__EXERCISE DIRECTIONS__. Pictures stay out; everything else in the records below is copied exactly.

__PROVIDED ENTRIES__.
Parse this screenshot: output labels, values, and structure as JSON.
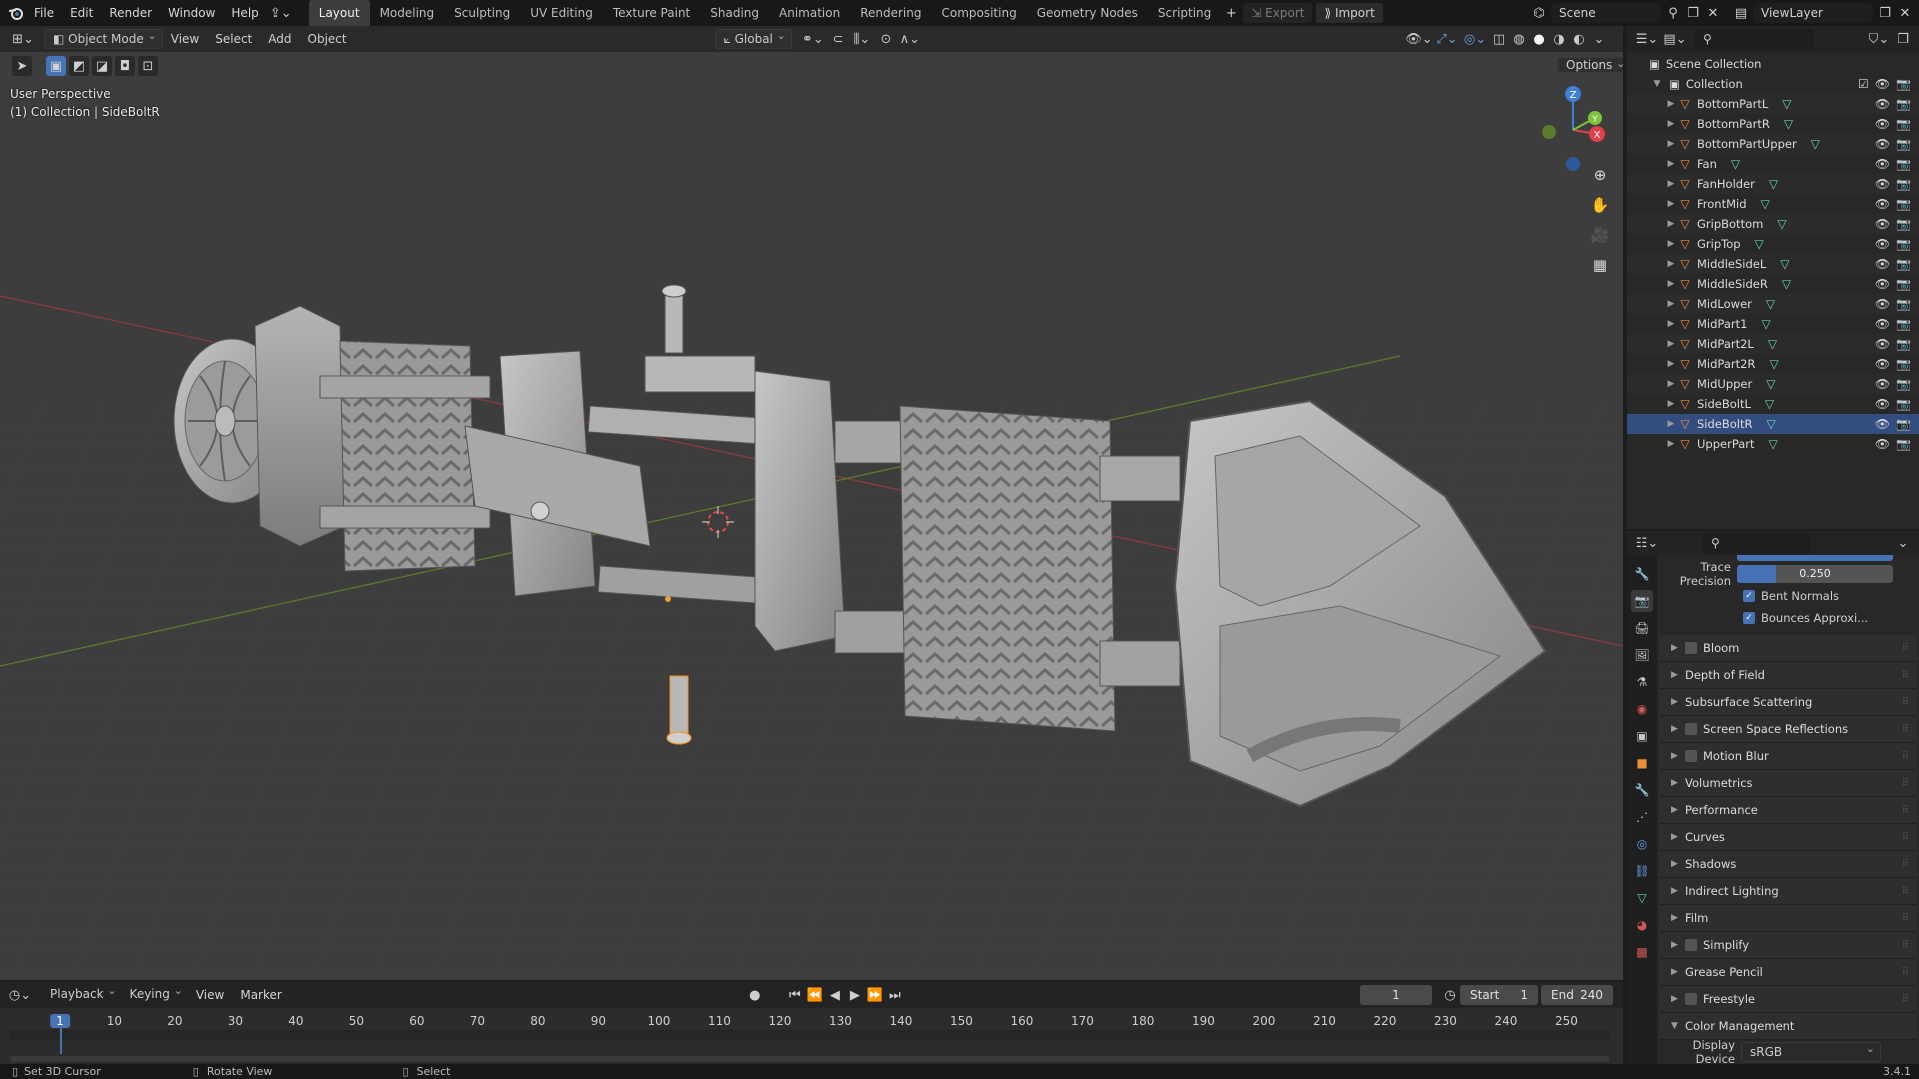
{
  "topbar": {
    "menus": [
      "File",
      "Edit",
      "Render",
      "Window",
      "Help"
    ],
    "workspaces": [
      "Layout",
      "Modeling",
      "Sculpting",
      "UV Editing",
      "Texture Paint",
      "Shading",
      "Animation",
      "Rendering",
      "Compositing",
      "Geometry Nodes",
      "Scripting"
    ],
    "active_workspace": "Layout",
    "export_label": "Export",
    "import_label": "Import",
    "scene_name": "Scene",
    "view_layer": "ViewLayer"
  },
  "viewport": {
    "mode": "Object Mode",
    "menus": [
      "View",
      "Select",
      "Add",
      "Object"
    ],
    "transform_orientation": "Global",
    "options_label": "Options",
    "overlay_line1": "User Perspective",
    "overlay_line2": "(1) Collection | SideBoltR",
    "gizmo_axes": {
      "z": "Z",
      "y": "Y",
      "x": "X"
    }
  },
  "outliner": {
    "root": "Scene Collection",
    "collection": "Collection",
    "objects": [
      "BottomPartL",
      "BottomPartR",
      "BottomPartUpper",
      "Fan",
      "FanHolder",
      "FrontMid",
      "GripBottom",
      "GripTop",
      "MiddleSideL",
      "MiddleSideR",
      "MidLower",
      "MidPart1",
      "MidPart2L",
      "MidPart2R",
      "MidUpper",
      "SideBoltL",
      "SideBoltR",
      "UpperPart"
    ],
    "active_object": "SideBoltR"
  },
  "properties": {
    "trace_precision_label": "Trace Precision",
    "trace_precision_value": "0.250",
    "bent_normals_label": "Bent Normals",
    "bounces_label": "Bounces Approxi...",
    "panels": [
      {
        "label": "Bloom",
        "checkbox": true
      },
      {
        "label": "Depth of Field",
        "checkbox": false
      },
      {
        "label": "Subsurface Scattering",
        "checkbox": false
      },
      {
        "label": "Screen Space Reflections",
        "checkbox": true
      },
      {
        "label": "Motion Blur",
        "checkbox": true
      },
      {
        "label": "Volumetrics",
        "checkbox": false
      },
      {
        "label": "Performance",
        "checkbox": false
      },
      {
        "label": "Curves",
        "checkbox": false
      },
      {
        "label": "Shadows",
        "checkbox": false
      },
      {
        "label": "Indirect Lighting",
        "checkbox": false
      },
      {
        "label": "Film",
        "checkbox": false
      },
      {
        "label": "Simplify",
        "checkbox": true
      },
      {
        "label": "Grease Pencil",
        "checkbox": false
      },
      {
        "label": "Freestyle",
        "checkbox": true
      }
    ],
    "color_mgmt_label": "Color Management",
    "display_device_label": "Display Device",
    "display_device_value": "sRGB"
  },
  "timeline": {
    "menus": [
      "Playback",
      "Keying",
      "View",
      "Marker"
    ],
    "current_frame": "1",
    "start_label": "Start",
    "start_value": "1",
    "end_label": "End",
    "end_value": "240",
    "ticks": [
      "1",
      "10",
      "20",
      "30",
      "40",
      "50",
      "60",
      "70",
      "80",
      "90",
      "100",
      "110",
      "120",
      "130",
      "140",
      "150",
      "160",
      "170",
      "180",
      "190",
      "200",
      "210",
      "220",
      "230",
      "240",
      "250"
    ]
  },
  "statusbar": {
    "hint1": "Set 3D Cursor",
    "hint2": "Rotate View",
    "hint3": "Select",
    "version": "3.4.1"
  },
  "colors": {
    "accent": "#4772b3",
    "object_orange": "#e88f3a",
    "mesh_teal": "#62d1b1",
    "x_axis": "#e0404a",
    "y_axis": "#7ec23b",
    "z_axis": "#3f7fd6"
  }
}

__EXERCISE RESPONSE__.
Parse this screenshot: output labels, values, and structure as JSON.
{
  "topbar": {
    "menus": [
      "File",
      "Edit",
      "Render",
      "Window",
      "Help"
    ],
    "workspaces": [
      "Layout",
      "Modeling",
      "Sculpting",
      "UV Editing",
      "Texture Paint",
      "Shading",
      "Animation",
      "Rendering",
      "Compositing",
      "Geometry Nodes",
      "Scripting"
    ],
    "active_workspace": "Layout",
    "export_label": "Export",
    "import_label": "Import",
    "scene_name": "Scene",
    "view_layer": "ViewLayer"
  },
  "viewport": {
    "mode": "Object Mode",
    "menus": [
      "View",
      "Select",
      "Add",
      "Object"
    ],
    "transform_orientation": "Global",
    "options_label": "Options",
    "overlay_line1": "User Perspective",
    "overlay_line2": "(1) Collection | SideBoltR",
    "gizmo_axes": {
      "z": "Z",
      "y": "Y",
      "x": "X"
    }
  },
  "outliner": {
    "root": "Scene Collection",
    "collection": "Collection",
    "objects": [
      "BottomPartL",
      "BottomPartR",
      "BottomPartUpper",
      "Fan",
      "FanHolder",
      "FrontMid",
      "GripBottom",
      "GripTop",
      "MiddleSideL",
      "MiddleSideR",
      "MidLower",
      "MidPart1",
      "MidPart2L",
      "MidPart2R",
      "MidUpper",
      "SideBoltL",
      "SideBoltR",
      "UpperPart"
    ],
    "active_object": "SideBoltR"
  },
  "properties": {
    "trace_precision_label": "Trace Precision",
    "trace_precision_value": "0.250",
    "bent_normals_label": "Bent Normals",
    "bounces_label": "Bounces Approxi...",
    "panels": [
      {
        "label": "Bloom",
        "checkbox": true
      },
      {
        "label": "Depth of Field",
        "checkbox": false
      },
      {
        "label": "Subsurface Scattering",
        "checkbox": false
      },
      {
        "label": "Screen Space Reflections",
        "checkbox": true
      },
      {
        "label": "Motion Blur",
        "checkbox": true
      },
      {
        "label": "Volumetrics",
        "checkbox": false
      },
      {
        "label": "Performance",
        "checkbox": false
      },
      {
        "label": "Curves",
        "checkbox": false
      },
      {
        "label": "Shadows",
        "checkbox": false
      },
      {
        "label": "Indirect Lighting",
        "checkbox": false
      },
      {
        "label": "Film",
        "checkbox": false
      },
      {
        "label": "Simplify",
        "checkbox": true
      },
      {
        "label": "Grease Pencil",
        "checkbox": false
      },
      {
        "label": "Freestyle",
        "checkbox": true
      }
    ],
    "color_mgmt_label": "Color Management",
    "display_device_label": "Display Device",
    "display_device_value": "sRGB"
  },
  "timeline": {
    "menus": [
      "Playback",
      "Keying",
      "View",
      "Marker"
    ],
    "current_frame": "1",
    "start_label": "Start",
    "start_value": "1",
    "end_label": "End",
    "end_value": "240",
    "ticks": [
      "1",
      "10",
      "20",
      "30",
      "40",
      "50",
      "60",
      "70",
      "80",
      "90",
      "100",
      "110",
      "120",
      "130",
      "140",
      "150",
      "160",
      "170",
      "180",
      "190",
      "200",
      "210",
      "220",
      "230",
      "240",
      "250"
    ]
  },
  "statusbar": {
    "hint1": "Set 3D Cursor",
    "hint2": "Rotate View",
    "hint3": "Select",
    "version": "3.4.1"
  },
  "colors": {
    "accent": "#4772b3",
    "object_orange": "#e88f3a",
    "mesh_teal": "#62d1b1",
    "x_axis": "#e0404a",
    "y_axis": "#7ec23b",
    "z_axis": "#3f7fd6"
  }
}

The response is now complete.